_Exercise instructions_: Give the data below again exactly as written, without its pictures.

##### Data shown #####

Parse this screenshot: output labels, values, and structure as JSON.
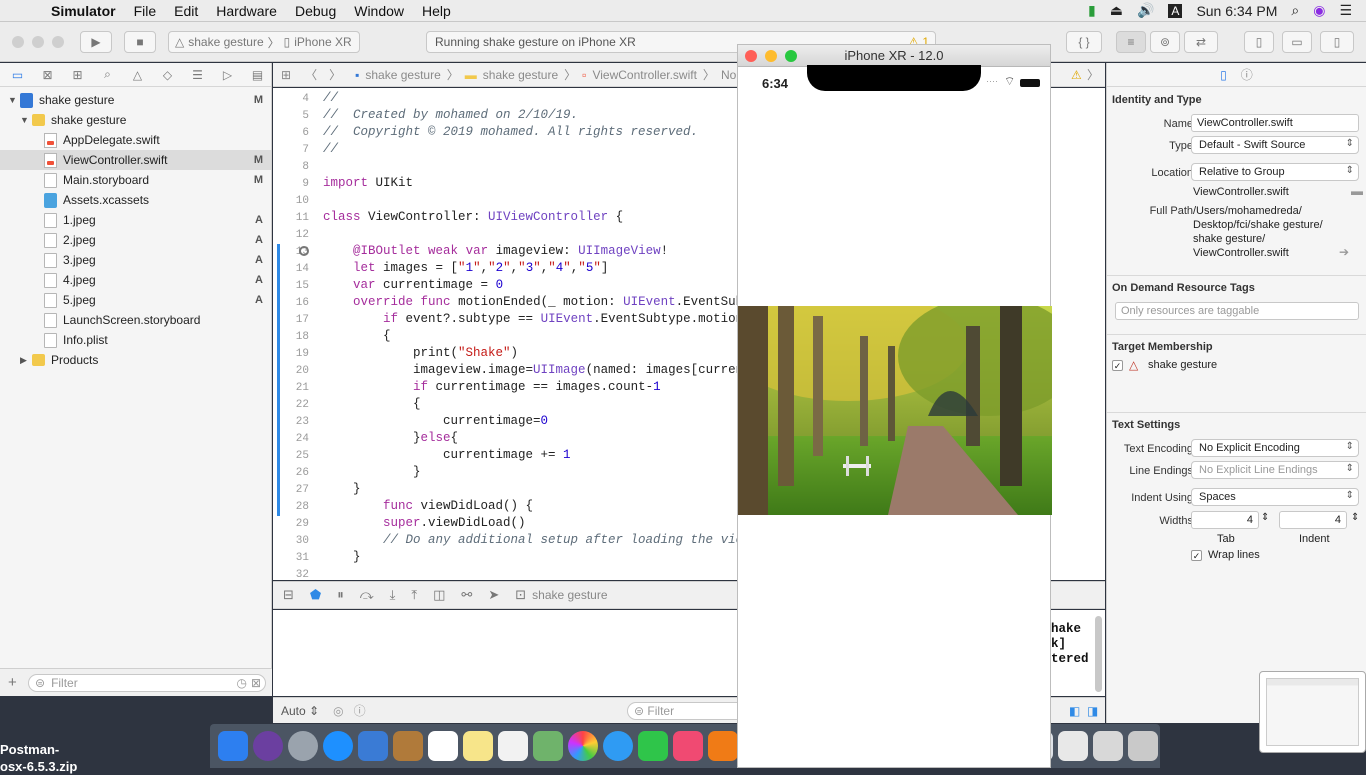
{
  "menubar": {
    "apple": "",
    "app_name": "Simulator",
    "menus": [
      "File",
      "Edit",
      "Hardware",
      "Debug",
      "Window",
      "Help"
    ],
    "time": "Sun 6:34 PM"
  },
  "toolbar": {
    "scheme": "shake gesture",
    "device": "iPhone XR",
    "activity": "Running shake gesture on iPhone XR",
    "warning_count": "1"
  },
  "navigator": {
    "items": [
      {
        "label": "shake gesture",
        "badge": "M",
        "indent": 0,
        "icon": "project-icon"
      },
      {
        "label": "shake gesture",
        "badge": "",
        "indent": 1,
        "icon": "folder-icon"
      },
      {
        "label": "AppDelegate.swift",
        "badge": "",
        "indent": 2,
        "icon": "swift-file-icon"
      },
      {
        "label": "ViewController.swift",
        "badge": "M",
        "indent": 2,
        "icon": "swift-file-icon"
      },
      {
        "label": "Main.storyboard",
        "badge": "M",
        "indent": 2,
        "icon": "storyboard-icon"
      },
      {
        "label": "Assets.xcassets",
        "badge": "",
        "indent": 2,
        "icon": "assets-icon"
      },
      {
        "label": "1.jpeg",
        "badge": "A",
        "indent": 2,
        "icon": "image-file-icon"
      },
      {
        "label": "2.jpeg",
        "badge": "A",
        "indent": 2,
        "icon": "image-file-icon"
      },
      {
        "label": "3.jpeg",
        "badge": "A",
        "indent": 2,
        "icon": "image-file-icon"
      },
      {
        "label": "4.jpeg",
        "badge": "A",
        "indent": 2,
        "icon": "image-file-icon"
      },
      {
        "label": "5.jpeg",
        "badge": "A",
        "indent": 2,
        "icon": "image-file-icon"
      },
      {
        "label": "LaunchScreen.storyboard",
        "badge": "",
        "indent": 2,
        "icon": "storyboard-icon"
      },
      {
        "label": "Info.plist",
        "badge": "",
        "indent": 2,
        "icon": "plist-icon"
      },
      {
        "label": "Products",
        "badge": "",
        "indent": 1,
        "icon": "folder-icon"
      }
    ],
    "filter_placeholder": "Filter"
  },
  "jumpbar": {
    "crumbs": [
      "shake gesture",
      "shake gesture",
      "ViewController.swift",
      "No Sele"
    ]
  },
  "editor": {
    "lines": [
      {
        "n": "4",
        "t": "//"
      },
      {
        "n": "5",
        "t": "//  Created by mohamed on 2/10/19."
      },
      {
        "n": "6",
        "t": "//  Copyright © 2019 mohamed. All rights reserved."
      },
      {
        "n": "7",
        "t": "//"
      },
      {
        "n": "8",
        "t": ""
      },
      {
        "n": "9",
        "t": "import UIKit"
      },
      {
        "n": "10",
        "t": ""
      },
      {
        "n": "11",
        "t": "class ViewController: UIViewController {"
      },
      {
        "n": "12",
        "t": ""
      },
      {
        "n": "13",
        "t": "    @IBOutlet weak var imageview: UIImageView!"
      },
      {
        "n": "14",
        "t": "    let images = [\"1\",\"2\",\"3\",\"4\",\"5\"]"
      },
      {
        "n": "15",
        "t": "    var currentimage = 0"
      },
      {
        "n": "16",
        "t": "    override func motionEnded(_ motion: UIEvent.EventSub"
      },
      {
        "n": "17",
        "t": "        if event?.subtype == UIEvent.EventSubtype.motion"
      },
      {
        "n": "18",
        "t": "        {"
      },
      {
        "n": "19",
        "t": "            print(\"Shake\")"
      },
      {
        "n": "20",
        "t": "            imageview.image=UIImage(named: images[curren"
      },
      {
        "n": "21",
        "t": "            if currentimage == images.count-1"
      },
      {
        "n": "22",
        "t": "            {"
      },
      {
        "n": "23",
        "t": "                currentimage=0"
      },
      {
        "n": "24",
        "t": "            }else{"
      },
      {
        "n": "25",
        "t": "                currentimage += 1"
      },
      {
        "n": "26",
        "t": "            }"
      },
      {
        "n": "27",
        "t": "    }"
      },
      {
        "n": "28",
        "t": "        func viewDidLoad() {"
      },
      {
        "n": "29",
        "t": "        super.viewDidLoad()"
      },
      {
        "n": "30",
        "t": "        // Do any additional setup after loading the vie"
      },
      {
        "n": "31",
        "t": "    }"
      },
      {
        "n": "32",
        "t": ""
      }
    ]
  },
  "debugbar": {
    "target": "shake gesture"
  },
  "console": {
    "text": "hake\nk]\ntered",
    "mode": "Auto",
    "filter_placeholder": "Filter"
  },
  "simulator": {
    "title": "iPhone XR - 12.0",
    "time": "6:34"
  },
  "inspector": {
    "identity_header": "Identity and Type",
    "name_label": "Name",
    "name_value": "ViewController.swift",
    "type_label": "Type",
    "type_value": "Default - Swift Source",
    "location_label": "Location",
    "location_value": "Relative to Group",
    "location_file": "ViewController.swift",
    "fullpath_label": "Full Path",
    "fullpath_lines": [
      "/Users/mohamedreda/",
      "Desktop/fci/shake gesture/",
      "shake gesture/",
      "ViewController.swift"
    ],
    "ondemand_header": "On Demand Resource Tags",
    "ondemand_placeholder": "Only resources are taggable",
    "target_header": "Target Membership",
    "target_item": "shake gesture",
    "text_header": "Text Settings",
    "encoding_label": "Text Encoding",
    "encoding_value": "No Explicit Encoding",
    "endings_label": "Line Endings",
    "endings_value": "No Explicit Line Endings",
    "indent_label": "Indent Using",
    "indent_value": "Spaces",
    "widths_label": "Widths",
    "tab_value": "4",
    "indent_width_value": "4",
    "tab_caption": "Tab",
    "indent_caption": "Indent",
    "wrap_label": "Wrap lines"
  },
  "desktop": {
    "file_label": "Postman-\nosx-6.5.3.zip"
  },
  "colors": {
    "accent": "#2f7ce6",
    "keyword": "#a52d9c",
    "string": "#c41a16",
    "comment": "#5d6c79"
  }
}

#####

_The completed task_:
Parse this screenshot: output labels, values, and structure as JSON.
{
  "menubar": {
    "apple": "",
    "app_name": "Simulator",
    "menus": [
      "File",
      "Edit",
      "Hardware",
      "Debug",
      "Window",
      "Help"
    ],
    "time": "Sun 6:34 PM"
  },
  "toolbar": {
    "scheme": "shake gesture",
    "device": "iPhone XR",
    "activity": "Running shake gesture on iPhone XR",
    "warning_count": "1"
  },
  "navigator": {
    "items": [
      {
        "label": "shake gesture",
        "badge": "M",
        "indent": 0,
        "icon": "project-icon"
      },
      {
        "label": "shake gesture",
        "badge": "",
        "indent": 1,
        "icon": "folder-icon"
      },
      {
        "label": "AppDelegate.swift",
        "badge": "",
        "indent": 2,
        "icon": "swift-file-icon"
      },
      {
        "label": "ViewController.swift",
        "badge": "M",
        "indent": 2,
        "icon": "swift-file-icon"
      },
      {
        "label": "Main.storyboard",
        "badge": "M",
        "indent": 2,
        "icon": "storyboard-icon"
      },
      {
        "label": "Assets.xcassets",
        "badge": "",
        "indent": 2,
        "icon": "assets-icon"
      },
      {
        "label": "1.jpeg",
        "badge": "A",
        "indent": 2,
        "icon": "image-file-icon"
      },
      {
        "label": "2.jpeg",
        "badge": "A",
        "indent": 2,
        "icon": "image-file-icon"
      },
      {
        "label": "3.jpeg",
        "badge": "A",
        "indent": 2,
        "icon": "image-file-icon"
      },
      {
        "label": "4.jpeg",
        "badge": "A",
        "indent": 2,
        "icon": "image-file-icon"
      },
      {
        "label": "5.jpeg",
        "badge": "A",
        "indent": 2,
        "icon": "image-file-icon"
      },
      {
        "label": "LaunchScreen.storyboard",
        "badge": "",
        "indent": 2,
        "icon": "storyboard-icon"
      },
      {
        "label": "Info.plist",
        "badge": "",
        "indent": 2,
        "icon": "plist-icon"
      },
      {
        "label": "Products",
        "badge": "",
        "indent": 1,
        "icon": "folder-icon"
      }
    ],
    "filter_placeholder": "Filter"
  },
  "jumpbar": {
    "crumbs": [
      "shake gesture",
      "shake gesture",
      "ViewController.swift",
      "No Sele"
    ]
  },
  "editor": {
    "lines": [
      {
        "n": "4",
        "t": "//"
      },
      {
        "n": "5",
        "t": "//  Created by mohamed on 2/10/19."
      },
      {
        "n": "6",
        "t": "//  Copyright © 2019 mohamed. All rights reserved."
      },
      {
        "n": "7",
        "t": "//"
      },
      {
        "n": "8",
        "t": ""
      },
      {
        "n": "9",
        "t": "import UIKit"
      },
      {
        "n": "10",
        "t": ""
      },
      {
        "n": "11",
        "t": "class ViewController: UIViewController {"
      },
      {
        "n": "12",
        "t": ""
      },
      {
        "n": "13",
        "t": "    @IBOutlet weak var imageview: UIImageView!"
      },
      {
        "n": "14",
        "t": "    let images = [\"1\",\"2\",\"3\",\"4\",\"5\"]"
      },
      {
        "n": "15",
        "t": "    var currentimage = 0"
      },
      {
        "n": "16",
        "t": "    override func motionEnded(_ motion: UIEvent.EventSub"
      },
      {
        "n": "17",
        "t": "        if event?.subtype == UIEvent.EventSubtype.motion"
      },
      {
        "n": "18",
        "t": "        {"
      },
      {
        "n": "19",
        "t": "            print(\"Shake\")"
      },
      {
        "n": "20",
        "t": "            imageview.image=UIImage(named: images[curren"
      },
      {
        "n": "21",
        "t": "            if currentimage == images.count-1"
      },
      {
        "n": "22",
        "t": "            {"
      },
      {
        "n": "23",
        "t": "                currentimage=0"
      },
      {
        "n": "24",
        "t": "            }else{"
      },
      {
        "n": "25",
        "t": "                currentimage += 1"
      },
      {
        "n": "26",
        "t": "            }"
      },
      {
        "n": "27",
        "t": "    }"
      },
      {
        "n": "28",
        "t": "        func viewDidLoad() {"
      },
      {
        "n": "29",
        "t": "        super.viewDidLoad()"
      },
      {
        "n": "30",
        "t": "        // Do any additional setup after loading the vie"
      },
      {
        "n": "31",
        "t": "    }"
      },
      {
        "n": "32",
        "t": ""
      }
    ]
  },
  "debugbar": {
    "target": "shake gesture"
  },
  "console": {
    "text": "hake\nk]\ntered",
    "mode": "Auto",
    "filter_placeholder": "Filter"
  },
  "simulator": {
    "title": "iPhone XR - 12.0",
    "time": "6:34"
  },
  "inspector": {
    "identity_header": "Identity and Type",
    "name_label": "Name",
    "name_value": "ViewController.swift",
    "type_label": "Type",
    "type_value": "Default - Swift Source",
    "location_label": "Location",
    "location_value": "Relative to Group",
    "location_file": "ViewController.swift",
    "fullpath_label": "Full Path",
    "fullpath_lines": [
      "/Users/mohamedreda/",
      "Desktop/fci/shake gesture/",
      "shake gesture/",
      "ViewController.swift"
    ],
    "ondemand_header": "On Demand Resource Tags",
    "ondemand_placeholder": "Only resources are taggable",
    "target_header": "Target Membership",
    "target_item": "shake gesture",
    "text_header": "Text Settings",
    "encoding_label": "Text Encoding",
    "encoding_value": "No Explicit Encoding",
    "endings_label": "Line Endings",
    "endings_value": "No Explicit Line Endings",
    "indent_label": "Indent Using",
    "indent_value": "Spaces",
    "widths_label": "Widths",
    "tab_value": "4",
    "indent_width_value": "4",
    "tab_caption": "Tab",
    "indent_caption": "Indent",
    "wrap_label": "Wrap lines"
  },
  "desktop": {
    "file_label": "Postman-\nosx-6.5.3.zip"
  },
  "colors": {
    "accent": "#2f7ce6",
    "keyword": "#a52d9c",
    "string": "#c41a16",
    "comment": "#5d6c79"
  }
}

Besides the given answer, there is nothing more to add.